• Task description: Determine how many lines in these records hold "plain". Only the number is wanted.

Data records
[Start]

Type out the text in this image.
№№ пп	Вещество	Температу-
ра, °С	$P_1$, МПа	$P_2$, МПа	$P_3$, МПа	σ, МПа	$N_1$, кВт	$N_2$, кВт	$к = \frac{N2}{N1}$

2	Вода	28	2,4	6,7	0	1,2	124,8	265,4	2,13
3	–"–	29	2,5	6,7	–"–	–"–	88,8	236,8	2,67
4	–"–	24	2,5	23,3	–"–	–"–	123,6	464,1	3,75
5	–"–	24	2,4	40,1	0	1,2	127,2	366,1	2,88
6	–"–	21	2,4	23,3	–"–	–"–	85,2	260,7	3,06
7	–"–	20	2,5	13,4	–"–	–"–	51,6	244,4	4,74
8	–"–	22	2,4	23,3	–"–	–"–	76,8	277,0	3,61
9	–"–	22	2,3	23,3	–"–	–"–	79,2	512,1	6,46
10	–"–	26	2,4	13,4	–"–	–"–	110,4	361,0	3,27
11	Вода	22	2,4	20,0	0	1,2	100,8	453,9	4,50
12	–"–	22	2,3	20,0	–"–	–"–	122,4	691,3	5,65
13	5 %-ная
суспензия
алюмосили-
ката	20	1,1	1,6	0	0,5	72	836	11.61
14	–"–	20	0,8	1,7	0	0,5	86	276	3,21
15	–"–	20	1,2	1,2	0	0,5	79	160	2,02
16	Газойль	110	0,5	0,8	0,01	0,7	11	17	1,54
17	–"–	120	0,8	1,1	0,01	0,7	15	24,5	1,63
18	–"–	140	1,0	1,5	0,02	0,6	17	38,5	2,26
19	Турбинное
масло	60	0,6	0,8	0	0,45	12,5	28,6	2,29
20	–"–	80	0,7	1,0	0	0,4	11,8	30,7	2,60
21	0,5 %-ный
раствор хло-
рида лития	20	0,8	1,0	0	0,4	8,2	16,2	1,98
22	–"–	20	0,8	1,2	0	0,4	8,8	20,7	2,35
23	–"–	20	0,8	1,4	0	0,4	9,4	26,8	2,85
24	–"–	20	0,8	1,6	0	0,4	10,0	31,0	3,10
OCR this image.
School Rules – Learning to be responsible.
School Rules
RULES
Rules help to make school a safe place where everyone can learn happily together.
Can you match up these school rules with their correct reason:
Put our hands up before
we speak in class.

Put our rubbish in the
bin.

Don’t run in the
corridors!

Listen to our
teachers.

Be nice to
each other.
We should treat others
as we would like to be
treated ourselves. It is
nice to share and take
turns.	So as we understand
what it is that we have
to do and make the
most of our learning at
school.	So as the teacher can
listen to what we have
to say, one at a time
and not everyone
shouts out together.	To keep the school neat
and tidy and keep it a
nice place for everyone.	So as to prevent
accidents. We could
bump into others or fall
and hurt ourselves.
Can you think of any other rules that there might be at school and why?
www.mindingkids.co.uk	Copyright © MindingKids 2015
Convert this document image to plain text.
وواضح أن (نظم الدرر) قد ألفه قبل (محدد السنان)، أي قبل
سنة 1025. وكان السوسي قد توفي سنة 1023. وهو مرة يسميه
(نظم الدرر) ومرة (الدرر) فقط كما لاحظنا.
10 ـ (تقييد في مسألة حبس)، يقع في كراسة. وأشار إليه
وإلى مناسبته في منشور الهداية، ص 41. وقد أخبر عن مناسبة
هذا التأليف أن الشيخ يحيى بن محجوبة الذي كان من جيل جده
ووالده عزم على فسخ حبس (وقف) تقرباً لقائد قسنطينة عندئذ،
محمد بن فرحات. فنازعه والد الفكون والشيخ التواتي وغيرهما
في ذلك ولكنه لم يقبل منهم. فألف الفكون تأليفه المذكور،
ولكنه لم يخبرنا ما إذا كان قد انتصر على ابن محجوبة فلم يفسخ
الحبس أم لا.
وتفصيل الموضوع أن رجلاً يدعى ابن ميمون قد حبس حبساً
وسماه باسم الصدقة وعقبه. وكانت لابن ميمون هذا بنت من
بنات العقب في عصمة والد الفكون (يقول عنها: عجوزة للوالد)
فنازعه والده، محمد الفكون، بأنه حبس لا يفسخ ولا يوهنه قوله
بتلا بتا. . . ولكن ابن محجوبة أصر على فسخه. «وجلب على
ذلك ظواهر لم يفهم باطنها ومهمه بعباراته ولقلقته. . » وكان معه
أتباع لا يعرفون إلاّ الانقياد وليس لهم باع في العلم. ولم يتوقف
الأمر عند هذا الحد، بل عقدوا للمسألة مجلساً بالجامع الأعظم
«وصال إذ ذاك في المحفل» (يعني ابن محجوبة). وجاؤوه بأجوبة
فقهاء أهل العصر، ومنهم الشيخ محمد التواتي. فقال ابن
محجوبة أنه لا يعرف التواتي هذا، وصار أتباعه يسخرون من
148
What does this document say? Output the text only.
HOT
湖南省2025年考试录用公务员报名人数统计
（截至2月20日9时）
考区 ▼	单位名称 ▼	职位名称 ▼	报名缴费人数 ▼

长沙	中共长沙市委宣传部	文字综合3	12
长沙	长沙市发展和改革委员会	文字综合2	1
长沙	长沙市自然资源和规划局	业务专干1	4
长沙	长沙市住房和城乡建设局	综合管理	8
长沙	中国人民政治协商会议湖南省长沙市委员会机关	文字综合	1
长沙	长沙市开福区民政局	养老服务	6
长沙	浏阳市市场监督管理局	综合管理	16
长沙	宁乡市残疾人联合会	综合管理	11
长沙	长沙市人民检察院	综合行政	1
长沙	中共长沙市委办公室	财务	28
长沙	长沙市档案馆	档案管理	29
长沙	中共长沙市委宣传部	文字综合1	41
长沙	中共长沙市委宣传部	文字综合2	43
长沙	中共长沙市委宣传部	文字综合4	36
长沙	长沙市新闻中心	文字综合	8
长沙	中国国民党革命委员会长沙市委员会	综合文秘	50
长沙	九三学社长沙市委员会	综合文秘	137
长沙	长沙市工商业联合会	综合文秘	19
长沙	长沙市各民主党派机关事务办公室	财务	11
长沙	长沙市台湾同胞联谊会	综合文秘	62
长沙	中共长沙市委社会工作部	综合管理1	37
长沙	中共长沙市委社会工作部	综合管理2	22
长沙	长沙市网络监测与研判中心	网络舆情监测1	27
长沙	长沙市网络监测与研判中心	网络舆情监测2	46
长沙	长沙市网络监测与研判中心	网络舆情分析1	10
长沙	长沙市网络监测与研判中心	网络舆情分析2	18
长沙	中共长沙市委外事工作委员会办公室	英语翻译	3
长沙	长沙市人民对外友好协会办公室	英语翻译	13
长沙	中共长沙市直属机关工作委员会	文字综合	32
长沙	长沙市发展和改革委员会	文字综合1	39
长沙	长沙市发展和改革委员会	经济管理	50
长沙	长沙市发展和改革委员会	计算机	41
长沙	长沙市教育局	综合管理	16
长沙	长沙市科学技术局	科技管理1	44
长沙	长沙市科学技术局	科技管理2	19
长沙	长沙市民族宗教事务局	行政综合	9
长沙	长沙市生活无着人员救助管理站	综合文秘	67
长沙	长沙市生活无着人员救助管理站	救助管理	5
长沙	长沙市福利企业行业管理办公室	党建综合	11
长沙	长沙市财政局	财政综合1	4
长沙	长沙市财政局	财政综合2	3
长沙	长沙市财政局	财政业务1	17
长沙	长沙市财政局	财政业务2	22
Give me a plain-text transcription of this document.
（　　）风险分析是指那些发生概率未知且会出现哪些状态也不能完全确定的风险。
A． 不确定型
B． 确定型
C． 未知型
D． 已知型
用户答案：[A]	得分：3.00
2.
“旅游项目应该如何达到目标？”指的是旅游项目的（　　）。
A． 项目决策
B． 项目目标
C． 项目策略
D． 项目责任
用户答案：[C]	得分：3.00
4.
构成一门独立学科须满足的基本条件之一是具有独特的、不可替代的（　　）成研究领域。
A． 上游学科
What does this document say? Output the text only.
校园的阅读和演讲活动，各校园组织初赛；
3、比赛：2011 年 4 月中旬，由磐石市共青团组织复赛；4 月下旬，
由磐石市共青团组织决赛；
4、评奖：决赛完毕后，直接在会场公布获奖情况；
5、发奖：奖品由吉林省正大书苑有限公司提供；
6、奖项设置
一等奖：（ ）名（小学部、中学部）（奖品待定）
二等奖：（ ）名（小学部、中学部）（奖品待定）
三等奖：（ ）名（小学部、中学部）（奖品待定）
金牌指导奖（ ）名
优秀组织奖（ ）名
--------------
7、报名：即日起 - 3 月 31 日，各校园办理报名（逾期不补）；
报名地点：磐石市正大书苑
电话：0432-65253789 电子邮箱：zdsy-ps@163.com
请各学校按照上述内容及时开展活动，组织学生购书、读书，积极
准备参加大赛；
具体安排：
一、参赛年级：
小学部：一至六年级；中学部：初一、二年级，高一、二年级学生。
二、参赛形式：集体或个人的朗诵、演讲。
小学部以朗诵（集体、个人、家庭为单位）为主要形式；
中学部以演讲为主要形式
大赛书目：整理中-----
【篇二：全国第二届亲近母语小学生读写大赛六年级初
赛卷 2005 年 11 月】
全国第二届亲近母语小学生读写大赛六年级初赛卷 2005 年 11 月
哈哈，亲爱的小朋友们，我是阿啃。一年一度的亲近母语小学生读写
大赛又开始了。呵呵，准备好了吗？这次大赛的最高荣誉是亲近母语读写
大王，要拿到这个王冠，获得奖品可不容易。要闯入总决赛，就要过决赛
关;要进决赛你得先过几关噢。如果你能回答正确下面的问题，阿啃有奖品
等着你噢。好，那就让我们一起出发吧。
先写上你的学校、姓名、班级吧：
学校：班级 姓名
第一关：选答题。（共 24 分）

[End]

• Exercise solution: 2